EXERCISE DESCRIPTION -
Each line below should be reproduced without any alteration.

EXTRACTED RECORDS -
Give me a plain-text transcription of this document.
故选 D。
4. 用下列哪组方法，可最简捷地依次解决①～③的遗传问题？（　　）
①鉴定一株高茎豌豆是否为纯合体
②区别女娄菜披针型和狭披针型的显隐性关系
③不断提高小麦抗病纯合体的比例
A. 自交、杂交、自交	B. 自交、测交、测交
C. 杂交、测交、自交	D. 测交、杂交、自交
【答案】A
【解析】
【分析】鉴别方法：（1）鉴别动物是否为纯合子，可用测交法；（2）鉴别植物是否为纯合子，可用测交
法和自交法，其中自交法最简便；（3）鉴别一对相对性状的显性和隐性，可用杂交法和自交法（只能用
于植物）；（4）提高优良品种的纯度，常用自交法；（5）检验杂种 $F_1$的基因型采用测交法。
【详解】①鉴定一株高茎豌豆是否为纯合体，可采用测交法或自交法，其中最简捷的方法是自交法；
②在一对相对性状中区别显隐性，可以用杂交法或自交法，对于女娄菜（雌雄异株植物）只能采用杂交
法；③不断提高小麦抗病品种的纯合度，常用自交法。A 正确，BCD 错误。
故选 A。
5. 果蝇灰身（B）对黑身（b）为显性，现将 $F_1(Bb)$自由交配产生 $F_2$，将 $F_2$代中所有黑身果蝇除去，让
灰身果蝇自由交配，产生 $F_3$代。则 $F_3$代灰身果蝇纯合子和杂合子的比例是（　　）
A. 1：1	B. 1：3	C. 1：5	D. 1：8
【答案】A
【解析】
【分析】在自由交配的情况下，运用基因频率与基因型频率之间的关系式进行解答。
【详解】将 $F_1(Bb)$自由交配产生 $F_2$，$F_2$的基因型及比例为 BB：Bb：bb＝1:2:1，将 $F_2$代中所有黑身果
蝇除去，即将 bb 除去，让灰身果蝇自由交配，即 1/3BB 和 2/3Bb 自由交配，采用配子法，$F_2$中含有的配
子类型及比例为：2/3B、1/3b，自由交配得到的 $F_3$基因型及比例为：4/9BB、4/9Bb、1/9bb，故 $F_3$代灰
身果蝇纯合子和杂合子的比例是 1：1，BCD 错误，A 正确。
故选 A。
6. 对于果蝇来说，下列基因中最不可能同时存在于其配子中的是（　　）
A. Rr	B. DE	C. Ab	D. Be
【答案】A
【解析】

FINISHED TASK -
Give me a plain-text transcription of this document.
故选 D。
4. 用下列哪组方法，可最简捷地依次解决①～③的遗传问题？（　　）
①鉴定一株高茎豌豆是否为纯合体
②区别女娄菜披针型和狭披针型的显隐性关系
③不断提高小麦抗病纯合体的比例
A. 自交、杂交、自交	B. 自交、测交、测交
C. 杂交、测交、自交	D. 测交、杂交、自交
【答案】A
【解析】
【分析】鉴别方法：（1）鉴别动物是否为纯合子，可用测交法；（2）鉴别植物是否为纯合子，可用测交
法和自交法，其中自交法最简便；（3）鉴别一对相对性状的显性和隐性，可用杂交法和自交法（只能用
于植物）；（4）提高优良品种的纯度，常用自交法；（5）检验杂种 $F_1$的基因型采用测交法。
【详解】①鉴定一株高茎豌豆是否为纯合体，可采用测交法或自交法，其中最简捷的方法是自交法；
②在一对相对性状中区别显隐性，可以用杂交法或自交法，对于女娄菜（雌雄异株植物）只能采用杂交
法；③不断提高小麦抗病品种的纯合度，常用自交法。A 正确，BCD 错误。
故选 A。
5. 果蝇灰身（B）对黑身（b）为显性，现将 $F_1(Bb)$自由交配产生 $F_2$，将 $F_2$代中所有黑身果蝇除去，让
灰身果蝇自由交配，产生 $F_3$代。则 $F_3$代灰身果蝇纯合子和杂合子的比例是（　　）
A. 1：1	B. 1：3	C. 1：5	D. 1：8
【答案】A
【解析】
【分析】在自由交配的情况下，运用基因频率与基因型频率之间的关系式进行解答。
【详解】将 $F_1(Bb)$自由交配产生 $F_2$，$F_2$的基因型及比例为 BB：Bb：bb＝1:2:1，将 $F_2$代中所有黑身果
蝇除去，即将 bb 除去，让灰身果蝇自由交配，即 1/3BB 和 2/3Bb 自由交配，采用配子法，$F_2$中含有的配
子类型及比例为：2/3B、1/3b，自由交配得到的 $F_3$基因型及比例为：4/9BB、4/9Bb、1/9bb，故 $F_3$代灰
身果蝇纯合子和杂合子的比例是 1：1，BCD 错误，A 正确。
故选 A。
6. 对于果蝇来说，下列基因中最不可能同时存在于其配子中的是（　　）
A. Rr	B. DE	C. Ab	D. Be
【答案】A
【解析】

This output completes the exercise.